→ **Instructions to follow**: Give back the records that follow exactly, images excluded.

→ **Records provided**:
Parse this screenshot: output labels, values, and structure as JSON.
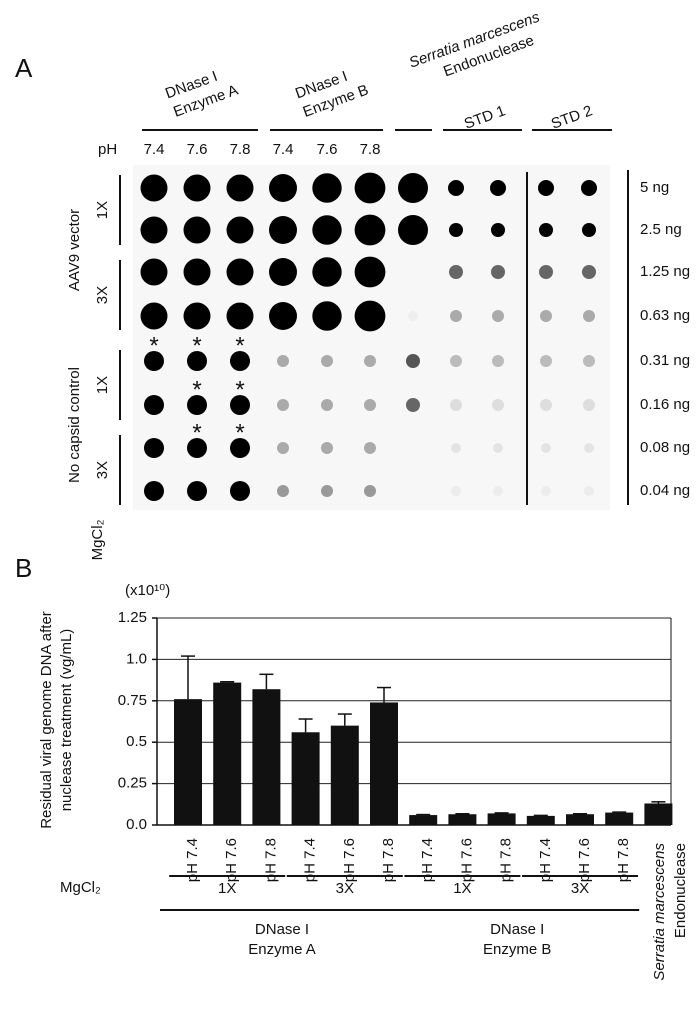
{
  "panel_a": {
    "label": "A",
    "column_groups": [
      {
        "lines": [
          "DNase I",
          "Enzyme A"
        ]
      },
      {
        "lines": [
          "DNase I",
          "Enzyme B"
        ]
      },
      {
        "lines": [
          "Serratia marcescens",
          "Endonuclease"
        ]
      },
      {
        "lines": [
          "STD 1"
        ]
      },
      {
        "lines": [
          "STD 2"
        ]
      }
    ],
    "ph_label": "pH",
    "ph_values": [
      "7.4",
      "7.6",
      "7.8",
      "7.4",
      "7.6",
      "7.8"
    ],
    "row_groups": [
      {
        "label": "AAV9 vector",
        "sub": [
          "1X",
          "3X"
        ]
      },
      {
        "label": "No capsid control",
        "sub": [
          "1X",
          "3X"
        ]
      }
    ],
    "mgcl2": "MgCl₂",
    "asterisk": "*",
    "amounts": [
      "5 ng",
      "2.5 ng",
      "1.25 ng",
      "0.63 ng",
      "0.31 ng",
      "0.16 ng",
      "0.08 ng",
      "0.04 ng"
    ]
  },
  "panel_b": {
    "label": "B"
  },
  "chart_data": {
    "type": "bar",
    "multiplier": "(x10¹⁰)",
    "y_label": [
      "Residual viral genome DNA after",
      "nuclease treatment (vg/mL)"
    ],
    "categories": [
      "pH 7.4",
      "pH 7.6",
      "pH 7.8",
      "pH 7.4",
      "pH 7.6",
      "pH 7.8",
      "pH 7.4",
      "pH 7.6",
      "pH 7.8",
      "pH 7.4",
      "pH 7.6",
      "pH 7.8",
      null
    ],
    "series": [
      {
        "color": "#111111",
        "values": [
          0.76,
          0.86,
          0.82,
          0.56,
          0.6,
          0.74,
          0.06,
          0.065,
          0.07,
          0.055,
          0.065,
          0.075,
          0.13
        ],
        "errors": [
          0.26,
          0.005,
          0.09,
          0.08,
          0.07,
          0.09,
          0.003,
          0.003,
          0.003,
          0.003,
          0.003,
          0.003,
          0.01
        ]
      }
    ],
    "ylim": [
      0,
      1.25
    ],
    "yticks": [
      {
        "value": 0,
        "label": "0.0"
      },
      0.25,
      0.5,
      0.75,
      {
        "value": 1,
        "label": "1.0"
      },
      1.25
    ],
    "grid": true,
    "mgcl2_label": "MgCl₂",
    "mgcl2_groups": [
      "1X",
      "3X",
      "1X",
      "3X"
    ],
    "enzyme_groups": [
      {
        "lines": [
          "DNase I",
          "Enzyme A"
        ]
      },
      {
        "lines": [
          "DNase I",
          "Enzyme B"
        ]
      },
      {
        "lines": [
          "Serratia marcescens",
          "Endonuclease"
        ]
      }
    ]
  }
}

→ **Response to the exercise**:
Parse this screenshot: output labels, values, and structure as JSON.
{
  "panel_a": {
    "label": "A",
    "column_groups": [
      {
        "lines": [
          "DNase I",
          "Enzyme A"
        ]
      },
      {
        "lines": [
          "DNase I",
          "Enzyme B"
        ]
      },
      {
        "lines": [
          "Serratia marcescens",
          "Endonuclease"
        ]
      },
      {
        "lines": [
          "STD 1"
        ]
      },
      {
        "lines": [
          "STD 2"
        ]
      }
    ],
    "ph_label": "pH",
    "ph_values": [
      "7.4",
      "7.6",
      "7.8",
      "7.4",
      "7.6",
      "7.8"
    ],
    "row_groups": [
      {
        "label": "AAV9 vector",
        "sub": [
          "1X",
          "3X"
        ]
      },
      {
        "label": "No capsid control",
        "sub": [
          "1X",
          "3X"
        ]
      }
    ],
    "mgcl2": "MgCl₂",
    "asterisk": "*",
    "amounts": [
      "5 ng",
      "2.5 ng",
      "1.25 ng",
      "0.63 ng",
      "0.31 ng",
      "0.16 ng",
      "0.08 ng",
      "0.04 ng"
    ]
  },
  "panel_b": {
    "label": "B"
  },
  "chart_data": {
    "type": "bar",
    "multiplier": "(x10¹⁰)",
    "y_label": [
      "Residual viral genome DNA after",
      "nuclease treatment (vg/mL)"
    ],
    "categories": [
      "pH 7.4",
      "pH 7.6",
      "pH 7.8",
      "pH 7.4",
      "pH 7.6",
      "pH 7.8",
      "pH 7.4",
      "pH 7.6",
      "pH 7.8",
      "pH 7.4",
      "pH 7.6",
      "pH 7.8",
      null
    ],
    "series": [
      {
        "color": "#111111",
        "values": [
          0.76,
          0.86,
          0.82,
          0.56,
          0.6,
          0.74,
          0.06,
          0.065,
          0.07,
          0.055,
          0.065,
          0.075,
          0.13
        ],
        "errors": [
          0.26,
          0.005,
          0.09,
          0.08,
          0.07,
          0.09,
          0.003,
          0.003,
          0.003,
          0.003,
          0.003,
          0.003,
          0.01
        ]
      }
    ],
    "ylim": [
      0,
      1.25
    ],
    "yticks": [
      {
        "value": 0,
        "label": "0.0"
      },
      0.25,
      0.5,
      0.75,
      {
        "value": 1,
        "label": "1.0"
      },
      1.25
    ],
    "grid": true,
    "mgcl2_label": "MgCl₂",
    "mgcl2_groups": [
      "1X",
      "3X",
      "1X",
      "3X"
    ],
    "enzyme_groups": [
      {
        "lines": [
          "DNase I",
          "Enzyme A"
        ]
      },
      {
        "lines": [
          "DNase I",
          "Enzyme B"
        ]
      },
      {
        "lines": [
          "Serratia marcescens",
          "Endonuclease"
        ]
      }
    ]
  }
}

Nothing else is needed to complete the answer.